STATED PROBLEM: Write out each line in which the string "showed" is present.

#### DATA TO USE

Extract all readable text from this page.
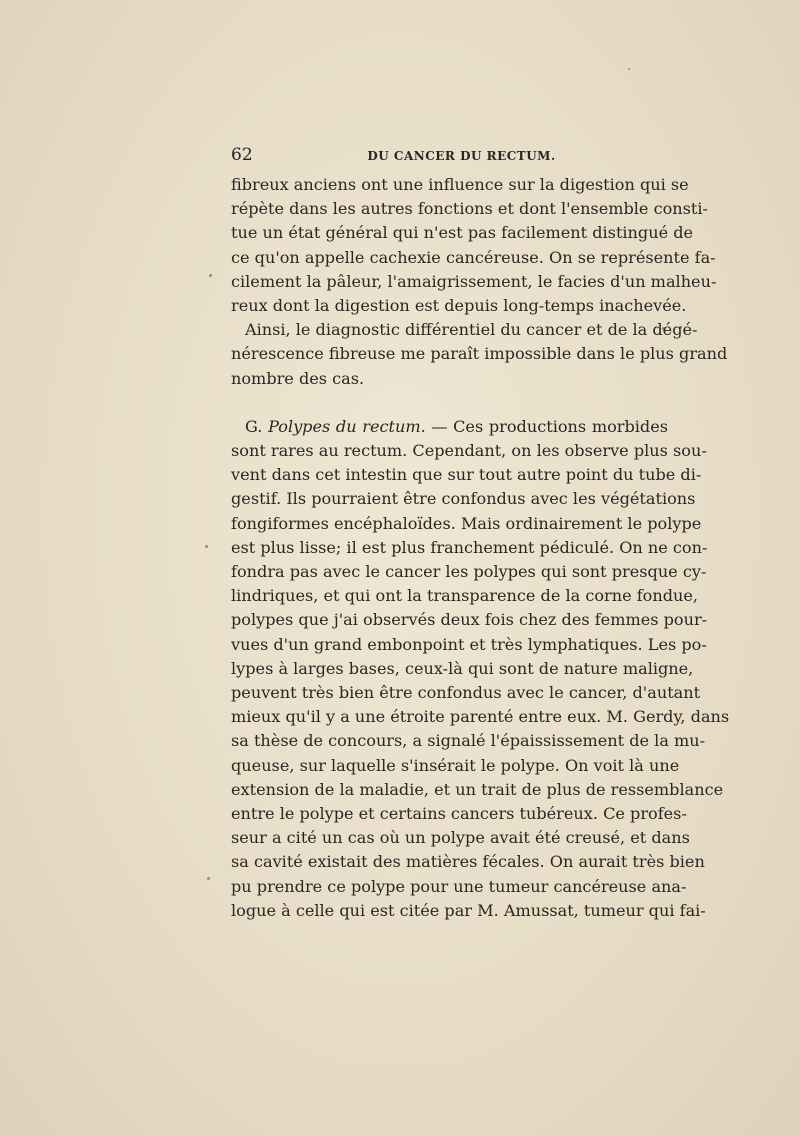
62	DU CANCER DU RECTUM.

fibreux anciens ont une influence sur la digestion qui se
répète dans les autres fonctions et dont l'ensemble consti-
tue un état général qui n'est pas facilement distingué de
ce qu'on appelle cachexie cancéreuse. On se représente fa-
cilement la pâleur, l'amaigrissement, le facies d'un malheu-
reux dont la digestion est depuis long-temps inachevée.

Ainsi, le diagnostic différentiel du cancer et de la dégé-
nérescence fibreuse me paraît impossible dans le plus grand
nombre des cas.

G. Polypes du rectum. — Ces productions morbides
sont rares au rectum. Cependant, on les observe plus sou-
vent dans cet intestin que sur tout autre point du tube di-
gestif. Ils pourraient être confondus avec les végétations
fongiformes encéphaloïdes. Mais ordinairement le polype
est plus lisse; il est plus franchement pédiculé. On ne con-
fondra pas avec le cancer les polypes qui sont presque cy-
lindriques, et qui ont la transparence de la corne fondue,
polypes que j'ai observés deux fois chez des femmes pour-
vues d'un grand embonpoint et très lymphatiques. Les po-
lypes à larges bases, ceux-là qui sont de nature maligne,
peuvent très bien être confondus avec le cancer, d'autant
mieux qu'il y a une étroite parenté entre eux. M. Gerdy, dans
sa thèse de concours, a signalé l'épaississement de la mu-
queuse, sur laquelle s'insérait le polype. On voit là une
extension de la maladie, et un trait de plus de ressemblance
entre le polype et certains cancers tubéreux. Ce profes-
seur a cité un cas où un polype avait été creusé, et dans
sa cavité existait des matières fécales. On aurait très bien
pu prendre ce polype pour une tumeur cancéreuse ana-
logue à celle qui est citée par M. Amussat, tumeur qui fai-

########
#### DATA TO USE

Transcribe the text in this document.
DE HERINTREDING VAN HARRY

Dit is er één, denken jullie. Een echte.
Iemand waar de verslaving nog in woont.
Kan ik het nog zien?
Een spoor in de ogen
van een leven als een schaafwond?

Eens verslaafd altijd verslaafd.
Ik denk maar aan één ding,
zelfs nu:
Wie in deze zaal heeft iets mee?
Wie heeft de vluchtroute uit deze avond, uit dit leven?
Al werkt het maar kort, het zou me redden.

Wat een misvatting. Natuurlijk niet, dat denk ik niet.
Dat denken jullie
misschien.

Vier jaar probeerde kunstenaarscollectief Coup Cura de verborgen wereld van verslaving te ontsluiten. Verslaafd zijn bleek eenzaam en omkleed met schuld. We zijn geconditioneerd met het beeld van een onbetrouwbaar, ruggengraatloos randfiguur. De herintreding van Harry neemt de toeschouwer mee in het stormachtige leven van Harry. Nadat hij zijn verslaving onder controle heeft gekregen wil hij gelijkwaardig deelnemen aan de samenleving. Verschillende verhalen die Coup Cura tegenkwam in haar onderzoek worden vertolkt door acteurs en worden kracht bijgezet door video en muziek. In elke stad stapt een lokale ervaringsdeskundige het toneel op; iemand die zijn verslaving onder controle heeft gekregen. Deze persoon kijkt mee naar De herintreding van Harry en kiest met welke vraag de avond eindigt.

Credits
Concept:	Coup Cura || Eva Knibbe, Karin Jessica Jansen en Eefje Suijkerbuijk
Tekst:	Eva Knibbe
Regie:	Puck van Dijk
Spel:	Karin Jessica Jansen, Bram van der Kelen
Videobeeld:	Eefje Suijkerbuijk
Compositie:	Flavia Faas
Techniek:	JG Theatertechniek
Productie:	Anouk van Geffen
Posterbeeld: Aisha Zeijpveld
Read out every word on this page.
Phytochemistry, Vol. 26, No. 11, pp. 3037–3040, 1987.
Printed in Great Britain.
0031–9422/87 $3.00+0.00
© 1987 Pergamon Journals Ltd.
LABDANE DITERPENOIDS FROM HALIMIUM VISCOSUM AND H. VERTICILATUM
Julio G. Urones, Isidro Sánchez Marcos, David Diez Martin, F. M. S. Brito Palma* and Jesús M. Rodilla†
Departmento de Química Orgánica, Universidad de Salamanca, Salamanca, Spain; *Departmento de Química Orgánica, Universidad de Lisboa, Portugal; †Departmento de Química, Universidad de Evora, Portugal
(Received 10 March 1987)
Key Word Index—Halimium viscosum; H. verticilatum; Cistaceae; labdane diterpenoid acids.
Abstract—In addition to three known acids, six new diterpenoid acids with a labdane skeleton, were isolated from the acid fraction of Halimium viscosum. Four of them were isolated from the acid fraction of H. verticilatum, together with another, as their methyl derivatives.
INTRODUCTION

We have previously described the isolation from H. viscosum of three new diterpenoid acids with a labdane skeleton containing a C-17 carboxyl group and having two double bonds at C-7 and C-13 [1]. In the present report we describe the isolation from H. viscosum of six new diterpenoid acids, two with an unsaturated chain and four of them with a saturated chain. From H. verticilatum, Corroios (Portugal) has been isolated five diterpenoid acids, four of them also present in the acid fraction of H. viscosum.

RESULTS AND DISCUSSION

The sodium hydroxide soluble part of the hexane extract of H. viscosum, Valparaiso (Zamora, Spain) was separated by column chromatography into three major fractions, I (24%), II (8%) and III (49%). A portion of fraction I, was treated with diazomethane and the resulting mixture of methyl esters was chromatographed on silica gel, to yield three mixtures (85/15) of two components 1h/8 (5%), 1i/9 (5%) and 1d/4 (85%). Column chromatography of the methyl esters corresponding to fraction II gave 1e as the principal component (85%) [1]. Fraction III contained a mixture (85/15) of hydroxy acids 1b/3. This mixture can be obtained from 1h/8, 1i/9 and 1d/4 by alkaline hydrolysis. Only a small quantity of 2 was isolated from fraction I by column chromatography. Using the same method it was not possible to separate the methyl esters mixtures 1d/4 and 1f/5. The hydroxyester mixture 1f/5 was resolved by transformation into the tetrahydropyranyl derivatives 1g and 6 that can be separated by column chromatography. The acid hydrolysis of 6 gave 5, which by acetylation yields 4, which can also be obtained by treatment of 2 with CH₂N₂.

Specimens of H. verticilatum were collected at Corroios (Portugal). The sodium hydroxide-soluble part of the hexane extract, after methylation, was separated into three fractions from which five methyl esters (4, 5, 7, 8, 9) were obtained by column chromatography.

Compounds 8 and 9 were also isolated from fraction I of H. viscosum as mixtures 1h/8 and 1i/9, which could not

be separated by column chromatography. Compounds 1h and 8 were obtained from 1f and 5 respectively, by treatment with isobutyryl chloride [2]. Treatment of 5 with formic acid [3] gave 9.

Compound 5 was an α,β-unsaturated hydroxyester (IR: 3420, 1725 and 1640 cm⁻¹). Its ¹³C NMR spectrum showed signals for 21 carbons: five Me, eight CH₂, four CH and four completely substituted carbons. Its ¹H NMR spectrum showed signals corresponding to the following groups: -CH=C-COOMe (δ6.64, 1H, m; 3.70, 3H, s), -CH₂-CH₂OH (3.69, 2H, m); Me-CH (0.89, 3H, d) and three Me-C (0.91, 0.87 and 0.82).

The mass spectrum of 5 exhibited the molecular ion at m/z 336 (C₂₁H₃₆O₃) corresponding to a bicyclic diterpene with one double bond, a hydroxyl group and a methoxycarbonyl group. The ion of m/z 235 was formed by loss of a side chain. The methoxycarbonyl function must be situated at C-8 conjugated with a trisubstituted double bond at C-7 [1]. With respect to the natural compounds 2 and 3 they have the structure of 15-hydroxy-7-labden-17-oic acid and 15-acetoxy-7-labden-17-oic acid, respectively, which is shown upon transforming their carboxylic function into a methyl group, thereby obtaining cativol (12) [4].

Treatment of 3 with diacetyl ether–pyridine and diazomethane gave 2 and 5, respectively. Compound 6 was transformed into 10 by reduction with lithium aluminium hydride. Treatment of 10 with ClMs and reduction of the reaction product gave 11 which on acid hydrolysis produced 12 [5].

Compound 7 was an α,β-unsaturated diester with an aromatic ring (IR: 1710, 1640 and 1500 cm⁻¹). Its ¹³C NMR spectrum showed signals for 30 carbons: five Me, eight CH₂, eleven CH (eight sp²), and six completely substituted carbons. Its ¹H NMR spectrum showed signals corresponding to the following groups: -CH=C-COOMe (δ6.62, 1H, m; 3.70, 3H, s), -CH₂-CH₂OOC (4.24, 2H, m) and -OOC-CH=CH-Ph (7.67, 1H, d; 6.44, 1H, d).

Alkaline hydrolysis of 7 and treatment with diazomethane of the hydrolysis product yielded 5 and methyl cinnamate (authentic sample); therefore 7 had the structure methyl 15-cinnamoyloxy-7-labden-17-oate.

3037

########

EXERCISE SOLUTION:
Compound 5 was an α,β-unsaturated hydroxyester (IR: 3420, 1725 and 1640 cm⁻¹). Its ¹³C NMR spectrum showed signals for 21 carbons: five Me, eight CH₂, four CH and four completely substituted carbons. Its ¹H NMR spectrum showed signals corresponding to the following groups: -CH=C-COOMe (δ6.64, 1H, m; 3.70, 3H, s), -CH₂-CH₂OH (3.69, 2H, m); Me-CH (0.89, 3H, d) and three Me-C (0.91, 0.87 and 0.82).
Compound 7 was an α,β-unsaturated diester with an aromatic ring (IR: 1710, 1640 and 1500 cm⁻¹). Its ¹³C NMR spectrum showed signals for 30 carbons: five Me, eight CH₂, eleven CH (eight sp²), and six completely substituted carbons. Its ¹H NMR spectrum showed signals corresponding to the following groups: -CH=C-COOMe (δ6.62, 1H, m; 3.70, 3H, s), -CH₂-CH₂OOC (4.24, 2H, m) and -OOC-CH=CH-Ph (7.67, 1H, d; 6.44, 1H, d).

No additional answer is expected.